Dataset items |
----

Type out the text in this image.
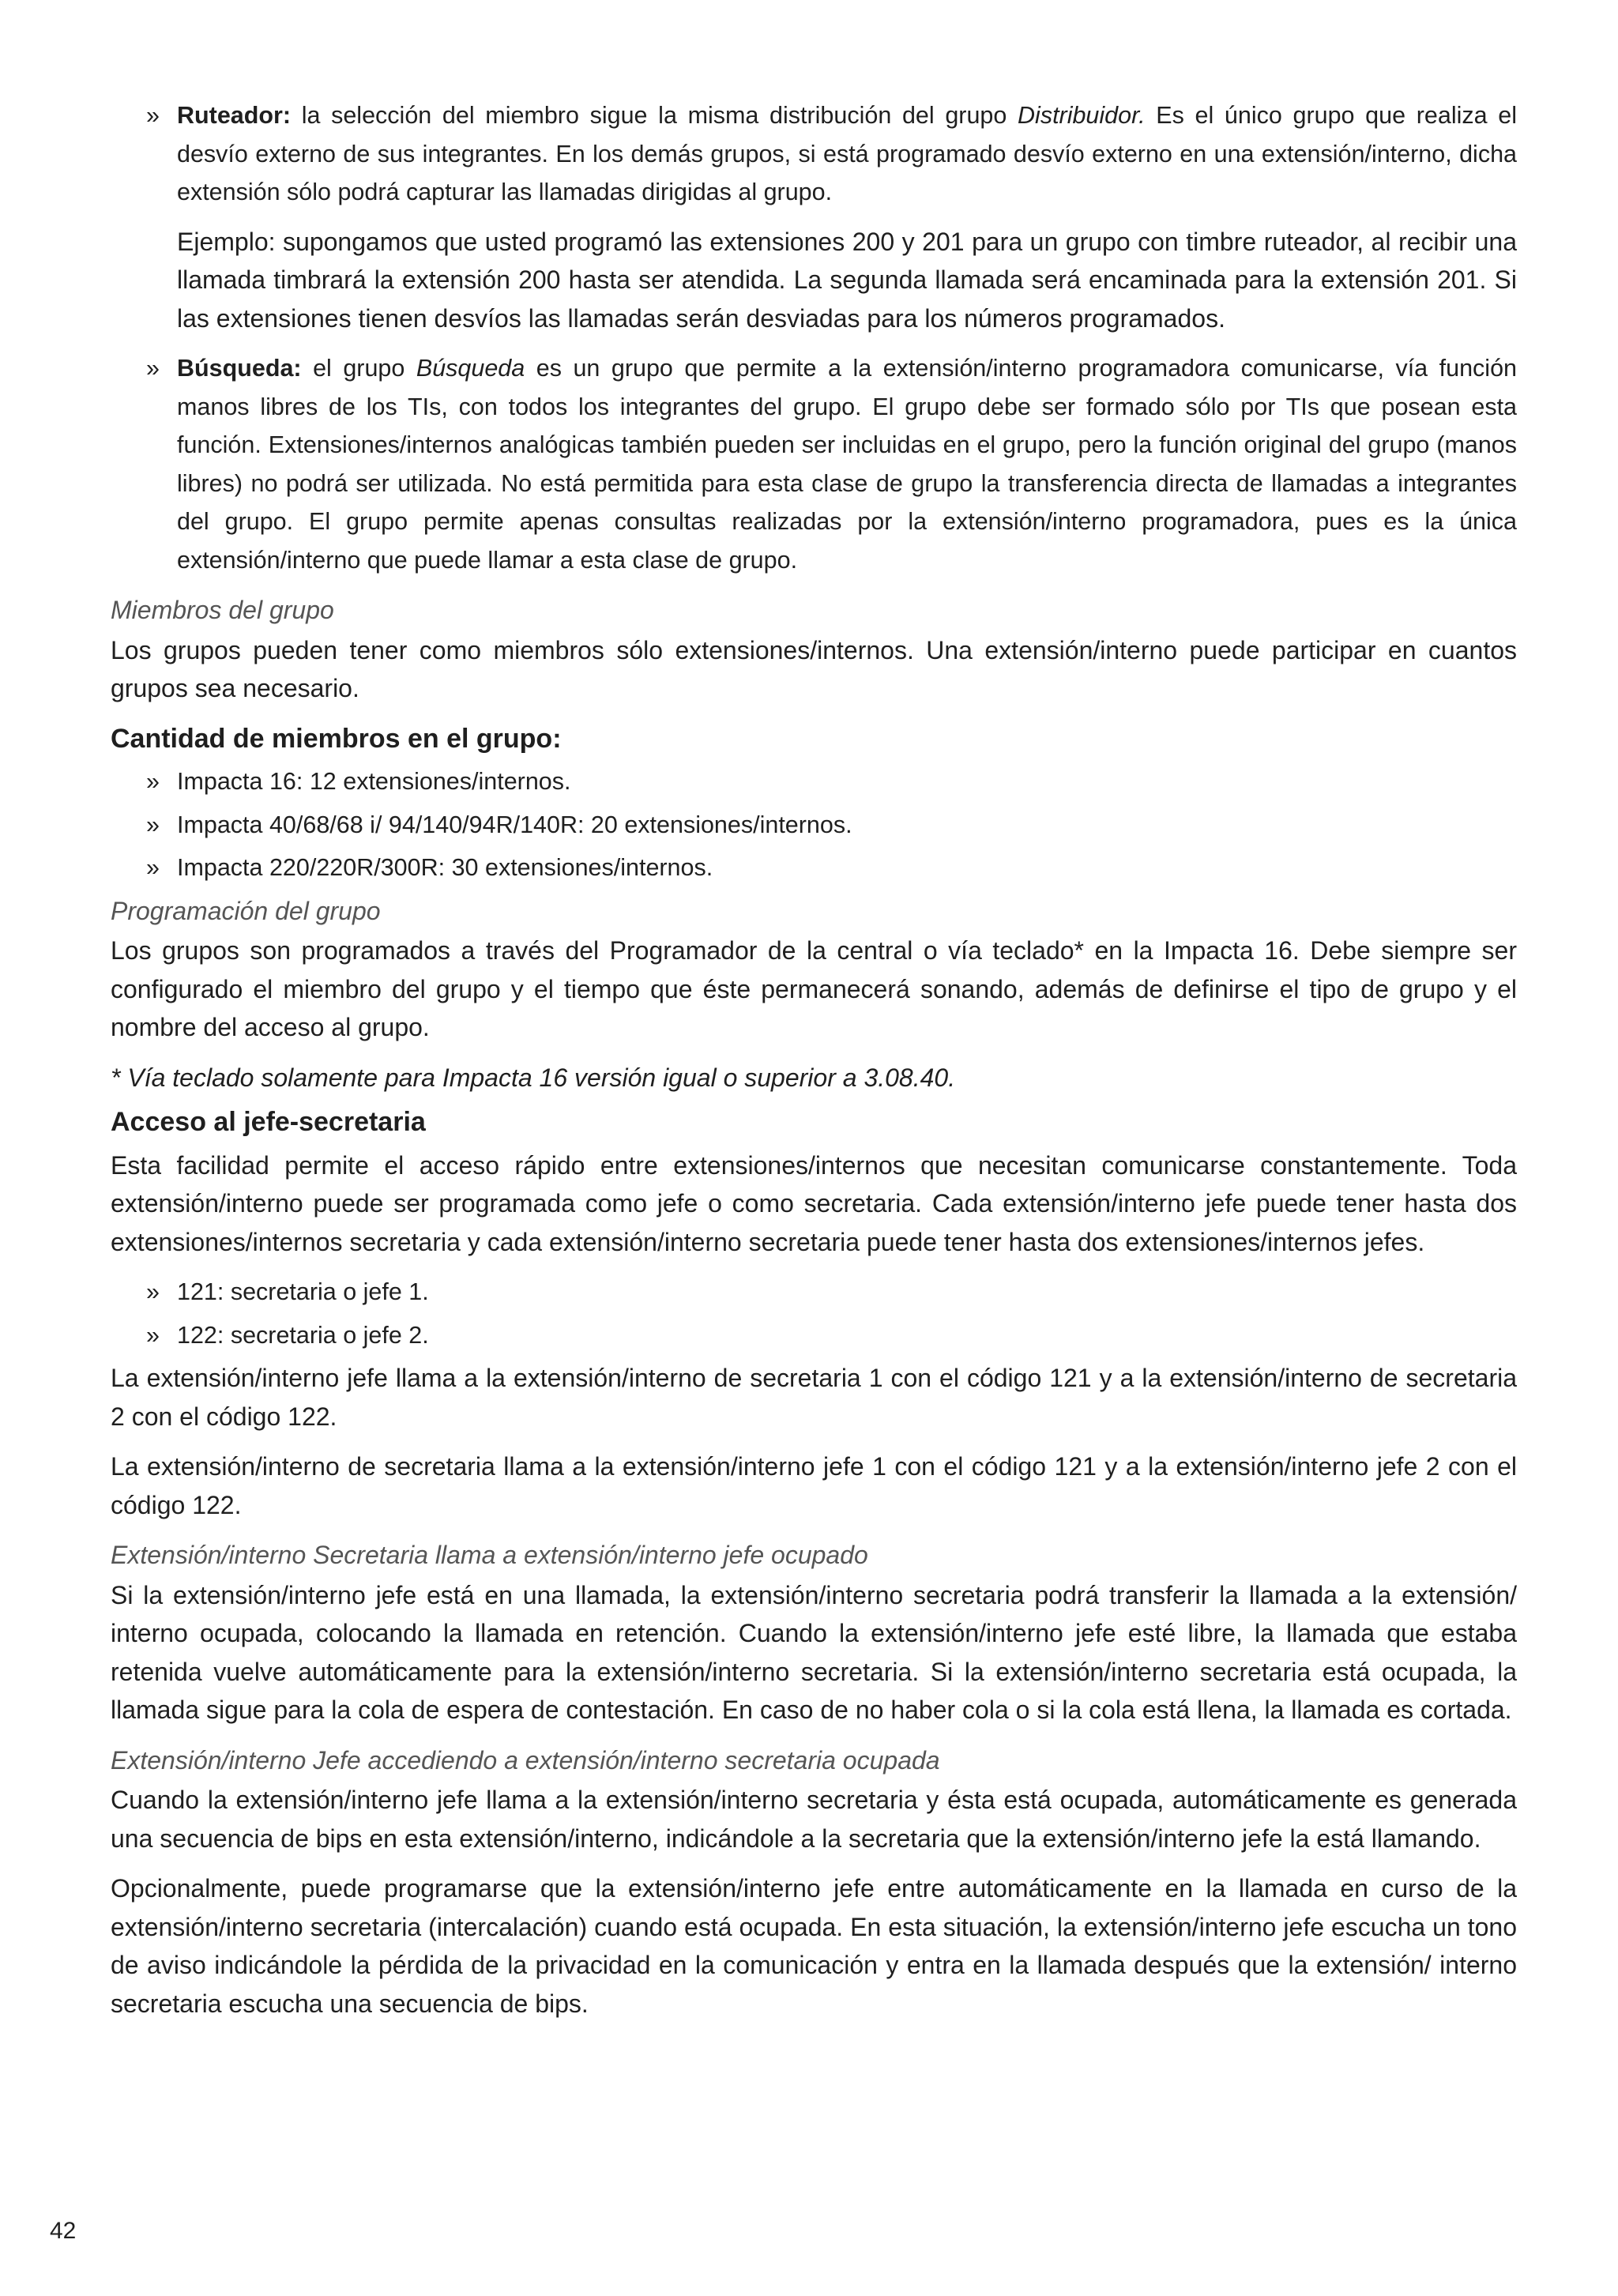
» Ruteador: la selección del miembro sigue la misma distribución del grupo Distribuidor. Es el único grupo que realiza el desvío externo de sus integrantes. En los demás grupos, si está programado desvío externo en una extensión/interno, dicha extensión sólo podrá capturar las llamadas dirigidas al grupo.

Ejemplo: supongamos que usted programó las extensiones 200 y 201 para un grupo con timbre ruteador, al recibir una llamada timbrará la extensión 200 hasta ser atendida. La segunda llamada será encaminada para la extensión 201. Si las extensiones tienen desvíos las llamadas serán desviadas para los números programados.

» Búsqueda: el grupo Búsqueda es un grupo que permite a la extensión/interno programadora comunicarse, vía función manos libres de los TIs, con todos los integrantes del grupo. El grupo debe ser formado sólo por TIs que posean esta función. Extensiones/internos analógicas también pueden ser incluidas en el grupo, pero la función original del grupo (manos libres) no podrá ser utilizada. No está permitida para esta clase de grupo la transferencia directa de llamadas a integrantes del grupo. El grupo permite apenas consultas realizadas por la extensión/interno programadora, pues es la única extensión/interno que puede llamar a esta clase de grupo.

Miembros del grupo

Los grupos pueden tener como miembros sólo extensiones/internos. Una extensión/interno puede participar en cuantos grupos sea necesario.

Cantidad de miembros en el grupo:

» Impacta 16: 12 extensiones/internos.

» Impacta 40/68/68 i/ 94/140/94R/140R: 20 extensiones/internos.

» Impacta 220/220R/300R: 30 extensiones/internos.

Programación del grupo

Los grupos son programados a través del Programador de la central o vía teclado* en la Impacta 16. Debe siempre ser configurado el miembro del grupo y el tiempo que éste permanecerá sonando, además de definirse el tipo de grupo y el nombre del acceso al grupo.

* Vía teclado solamente para Impacta 16 versión igual o superior a 3.08.40.

Acceso al jefe-secretaria

Esta facilidad permite el acceso rápido entre extensiones/internos que necesitan comunicarse constantemente. Toda extensión/interno puede ser programada como jefe o como secretaria. Cada extensión/interno jefe puede tener hasta dos extensiones/internos secretaria y cada extensión/interno secretaria puede tener hasta dos extensiones/internos jefes.

» 121: secretaria o jefe 1.

» 122: secretaria o jefe 2.

La extensión/interno jefe llama a la extensión/interno de secretaria 1 con el código 121 y a la extensión/interno de secretaria 2 con el código 122.

La extensión/interno de secretaria llama a la extensión/interno jefe 1 con el código 121 y a la extensión/interno jefe 2 con el código 122.

Extensión/interno Secretaria llama a extensión/interno jefe ocupado

Si la extensión/interno jefe está en una llamada, la extensión/interno secretaria podrá transferir la llamada a la extensión/ interno ocupada, colocando la llamada en retención. Cuando la extensión/interno jefe esté libre, la llamada que estaba retenida vuelve automáticamente para la extensión/interno secretaria. Si la extensión/interno secretaria está ocupada, la llamada sigue para la cola de espera de contestación. En caso de no haber cola o si la cola está llena, la llamada es cortada.

Extensión/interno Jefe accediendo a extensión/interno secretaria ocupada

Cuando la extensión/interno jefe llama a la extensión/interno secretaria y ésta está ocupada, automáticamente es generada una secuencia de bips en esta extensión/interno, indicándole a la secretaria que la extensión/interno jefe la está llamando.

Opcionalmente, puede programarse que la extensión/interno jefe entre automáticamente en la llamada en curso de la extensión/interno secretaria (intercalación) cuando está ocupada. En esta situación, la extensión/interno jefe escucha un tono de aviso indicándole la pérdida de la privacidad en la comunicación y entra en la llamada después que la extensión/ interno secretaria escucha una secuencia de bips.

42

----

PROBLEM REQUIREMENTS |
Output all of the data exactly as it stands, minus any images.

THE SOLUTION |
Type out the text in this image.
» Ruteador: la selección del miembro sigue la misma distribución del grupo Distribuidor. Es el único grupo que realiza el desvío externo de sus integrantes. En los demás grupos, si está programado desvío externo en una extensión/interno, dicha extensión sólo podrá capturar las llamadas dirigidas al grupo.

Ejemplo: supongamos que usted programó las extensiones 200 y 201 para un grupo con timbre ruteador, al recibir una llamada timbrará la extensión 200 hasta ser atendida. La segunda llamada será encaminada para la extensión 201. Si las extensiones tienen desvíos las llamadas serán desviadas para los números programados.

» Búsqueda: el grupo Búsqueda es un grupo que permite a la extensión/interno programadora comunicarse, vía función manos libres de los TIs, con todos los integrantes del grupo. El grupo debe ser formado sólo por TIs que posean esta función. Extensiones/internos analógicas también pueden ser incluidas en el grupo, pero la función original del grupo (manos libres) no podrá ser utilizada. No está permitida para esta clase de grupo la transferencia directa de llamadas a integrantes del grupo. El grupo permite apenas consultas realizadas por la extensión/interno programadora, pues es la única extensión/interno que puede llamar a esta clase de grupo.

Miembros del grupo

Los grupos pueden tener como miembros sólo extensiones/internos. Una extensión/interno puede participar en cuantos grupos sea necesario.

Cantidad de miembros en el grupo:

» Impacta 16: 12 extensiones/internos.

» Impacta 40/68/68 i/ 94/140/94R/140R: 20 extensiones/internos.

» Impacta 220/220R/300R: 30 extensiones/internos.

Programación del grupo

Los grupos son programados a través del Programador de la central o vía teclado* en la Impacta 16. Debe siempre ser configurado el miembro del grupo y el tiempo que éste permanecerá sonando, además de definirse el tipo de grupo y el nombre del acceso al grupo.

* Vía teclado solamente para Impacta 16 versión igual o superior a 3.08.40.

Acceso al jefe-secretaria

Esta facilidad permite el acceso rápido entre extensiones/internos que necesitan comunicarse constantemente. Toda extensión/interno puede ser programada como jefe o como secretaria. Cada extensión/interno jefe puede tener hasta dos extensiones/internos secretaria y cada extensión/interno secretaria puede tener hasta dos extensiones/internos jefes.

» 121: secretaria o jefe 1.

» 122: secretaria o jefe 2.

La extensión/interno jefe llama a la extensión/interno de secretaria 1 con el código 121 y a la extensión/interno de secretaria 2 con el código 122.

La extensión/interno de secretaria llama a la extensión/interno jefe 1 con el código 121 y a la extensión/interno jefe 2 con el código 122.

Extensión/interno Secretaria llama a extensión/interno jefe ocupado

Si la extensión/interno jefe está en una llamada, la extensión/interno secretaria podrá transferir la llamada a la extensión/ interno ocupada, colocando la llamada en retención. Cuando la extensión/interno jefe esté libre, la llamada que estaba retenida vuelve automáticamente para la extensión/interno secretaria. Si la extensión/interno secretaria está ocupada, la llamada sigue para la cola de espera de contestación. En caso de no haber cola o si la cola está llena, la llamada es cortada.

Extensión/interno Jefe accediendo a extensión/interno secretaria ocupada

Cuando la extensión/interno jefe llama a la extensión/interno secretaria y ésta está ocupada, automáticamente es generada una secuencia de bips en esta extensión/interno, indicándole a la secretaria que la extensión/interno jefe la está llamando.

Opcionalmente, puede programarse que la extensión/interno jefe entre automáticamente en la llamada en curso de la extensión/interno secretaria (intercalación) cuando está ocupada. En esta situación, la extensión/interno jefe escucha un tono de aviso indicándole la pérdida de la privacidad en la comunicación y entra en la llamada después que la extensión/ interno secretaria escucha una secuencia de bips.

42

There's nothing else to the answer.